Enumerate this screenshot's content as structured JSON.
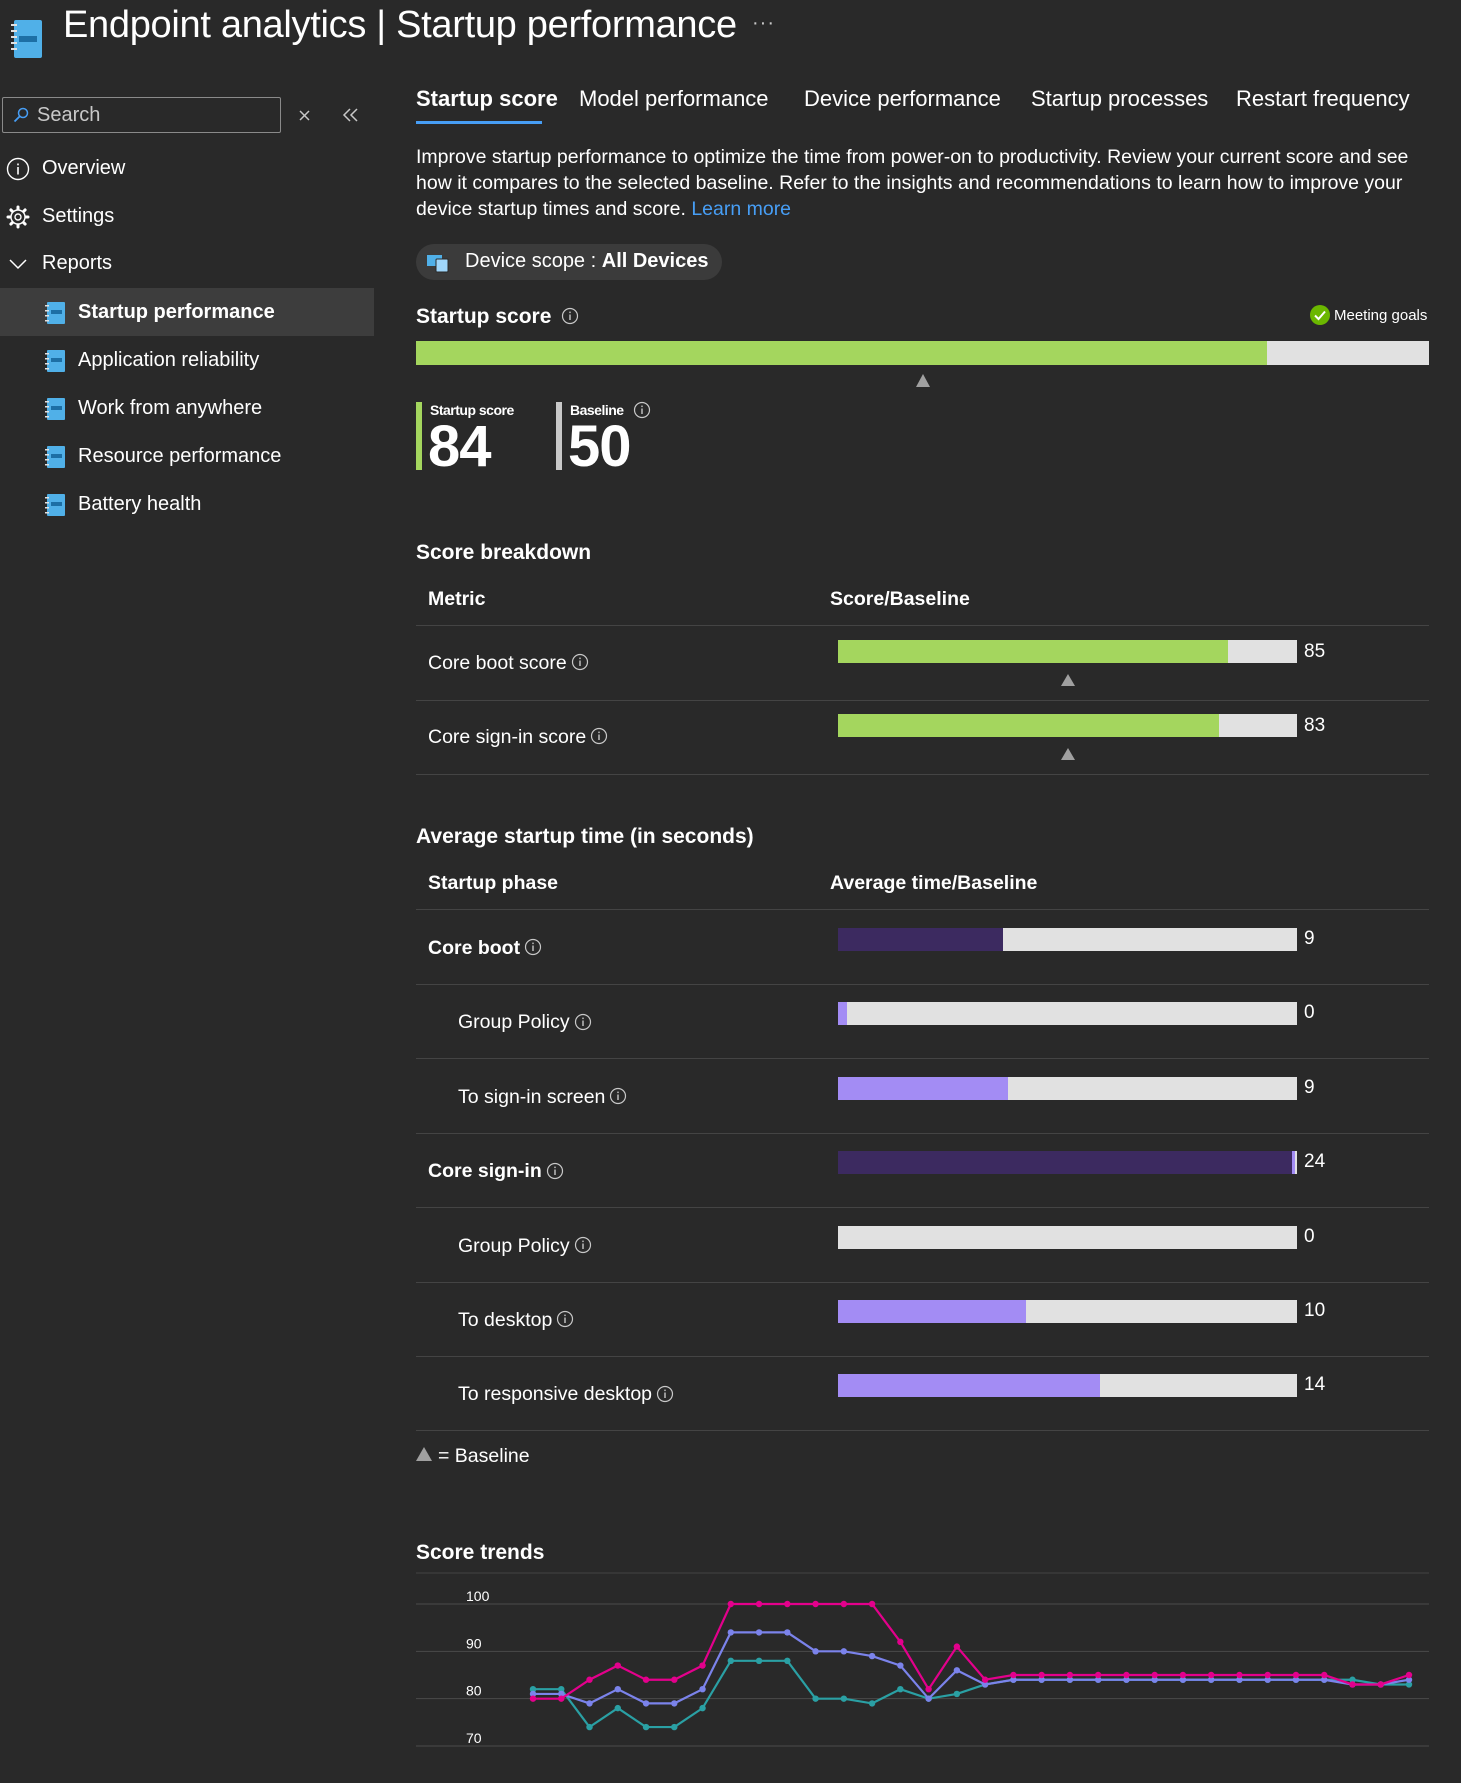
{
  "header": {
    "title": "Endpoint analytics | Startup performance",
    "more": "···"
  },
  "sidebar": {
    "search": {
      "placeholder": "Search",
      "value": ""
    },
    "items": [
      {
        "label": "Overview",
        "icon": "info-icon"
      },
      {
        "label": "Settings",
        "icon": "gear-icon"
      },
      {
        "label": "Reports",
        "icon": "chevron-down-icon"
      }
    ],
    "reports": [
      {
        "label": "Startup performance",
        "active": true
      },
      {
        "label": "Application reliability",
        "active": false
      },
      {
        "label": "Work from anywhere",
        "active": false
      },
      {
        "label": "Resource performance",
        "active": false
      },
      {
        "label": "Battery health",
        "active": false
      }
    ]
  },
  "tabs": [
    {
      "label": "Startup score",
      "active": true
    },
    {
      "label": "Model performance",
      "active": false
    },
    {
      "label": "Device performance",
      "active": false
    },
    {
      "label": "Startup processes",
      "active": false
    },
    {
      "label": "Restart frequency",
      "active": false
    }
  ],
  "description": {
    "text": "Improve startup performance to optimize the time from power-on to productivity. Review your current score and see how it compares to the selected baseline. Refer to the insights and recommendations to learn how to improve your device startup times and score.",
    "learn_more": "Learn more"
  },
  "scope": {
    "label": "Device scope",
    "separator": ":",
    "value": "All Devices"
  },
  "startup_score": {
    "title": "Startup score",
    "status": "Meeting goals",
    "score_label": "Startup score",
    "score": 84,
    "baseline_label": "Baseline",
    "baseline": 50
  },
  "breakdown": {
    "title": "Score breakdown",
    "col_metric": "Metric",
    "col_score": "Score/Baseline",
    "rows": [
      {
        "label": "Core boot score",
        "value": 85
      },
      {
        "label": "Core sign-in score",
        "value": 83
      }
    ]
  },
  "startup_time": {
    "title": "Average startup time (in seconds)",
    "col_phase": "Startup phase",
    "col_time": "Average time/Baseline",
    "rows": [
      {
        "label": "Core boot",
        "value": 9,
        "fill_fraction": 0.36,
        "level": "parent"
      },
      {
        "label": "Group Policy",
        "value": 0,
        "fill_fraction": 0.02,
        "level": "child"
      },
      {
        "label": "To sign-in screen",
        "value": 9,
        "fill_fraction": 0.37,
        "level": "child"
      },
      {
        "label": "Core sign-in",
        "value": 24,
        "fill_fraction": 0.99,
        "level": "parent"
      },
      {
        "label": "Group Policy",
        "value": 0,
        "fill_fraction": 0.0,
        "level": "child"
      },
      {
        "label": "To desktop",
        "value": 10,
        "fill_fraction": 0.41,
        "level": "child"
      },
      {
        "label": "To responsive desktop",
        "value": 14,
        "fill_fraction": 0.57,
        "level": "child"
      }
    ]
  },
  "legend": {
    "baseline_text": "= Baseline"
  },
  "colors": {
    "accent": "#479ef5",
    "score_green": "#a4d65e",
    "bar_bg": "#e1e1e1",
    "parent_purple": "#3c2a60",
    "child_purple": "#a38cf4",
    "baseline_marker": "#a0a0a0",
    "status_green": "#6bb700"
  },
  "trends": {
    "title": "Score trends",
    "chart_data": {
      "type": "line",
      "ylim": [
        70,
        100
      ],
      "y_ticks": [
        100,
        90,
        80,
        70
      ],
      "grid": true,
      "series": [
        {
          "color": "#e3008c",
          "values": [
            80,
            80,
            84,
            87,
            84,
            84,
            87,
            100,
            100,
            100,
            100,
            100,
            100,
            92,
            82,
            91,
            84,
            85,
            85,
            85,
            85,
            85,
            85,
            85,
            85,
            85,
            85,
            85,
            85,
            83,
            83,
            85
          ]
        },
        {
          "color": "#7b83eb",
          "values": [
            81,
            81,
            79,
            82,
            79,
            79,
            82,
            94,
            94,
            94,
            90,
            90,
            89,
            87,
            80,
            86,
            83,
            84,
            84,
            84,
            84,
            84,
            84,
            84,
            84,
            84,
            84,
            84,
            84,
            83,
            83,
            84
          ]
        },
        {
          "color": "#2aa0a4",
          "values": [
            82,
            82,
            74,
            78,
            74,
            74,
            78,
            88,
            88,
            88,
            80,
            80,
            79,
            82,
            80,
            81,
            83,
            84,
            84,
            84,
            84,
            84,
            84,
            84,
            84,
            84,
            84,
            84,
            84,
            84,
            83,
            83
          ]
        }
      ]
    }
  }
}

====================

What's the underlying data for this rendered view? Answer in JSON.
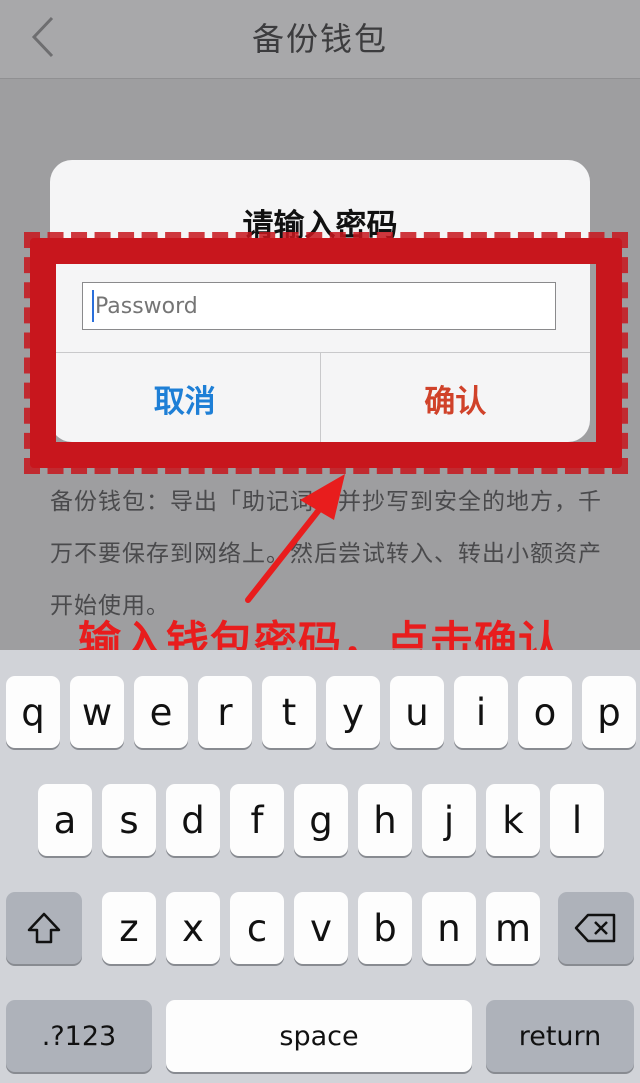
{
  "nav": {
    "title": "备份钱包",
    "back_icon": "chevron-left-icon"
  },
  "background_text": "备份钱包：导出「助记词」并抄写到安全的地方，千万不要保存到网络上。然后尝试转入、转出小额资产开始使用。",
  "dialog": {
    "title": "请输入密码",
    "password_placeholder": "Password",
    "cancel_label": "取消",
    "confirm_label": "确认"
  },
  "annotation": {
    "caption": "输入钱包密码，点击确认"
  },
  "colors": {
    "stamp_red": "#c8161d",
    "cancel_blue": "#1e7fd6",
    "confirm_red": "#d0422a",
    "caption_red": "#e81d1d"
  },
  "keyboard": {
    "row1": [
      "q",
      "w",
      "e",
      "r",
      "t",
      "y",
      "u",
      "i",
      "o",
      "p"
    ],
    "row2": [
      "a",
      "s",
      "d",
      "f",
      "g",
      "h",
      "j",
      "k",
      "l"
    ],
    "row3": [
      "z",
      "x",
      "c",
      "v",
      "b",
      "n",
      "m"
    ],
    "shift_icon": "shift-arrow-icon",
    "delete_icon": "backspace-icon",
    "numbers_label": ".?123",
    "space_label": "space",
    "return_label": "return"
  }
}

====================

GIVEN TASK: Which lines contain the word "desktop"? Return each of them.

WRITTEN REPLY:
        "label": "To desktop",
        "label": "To responsive desktop",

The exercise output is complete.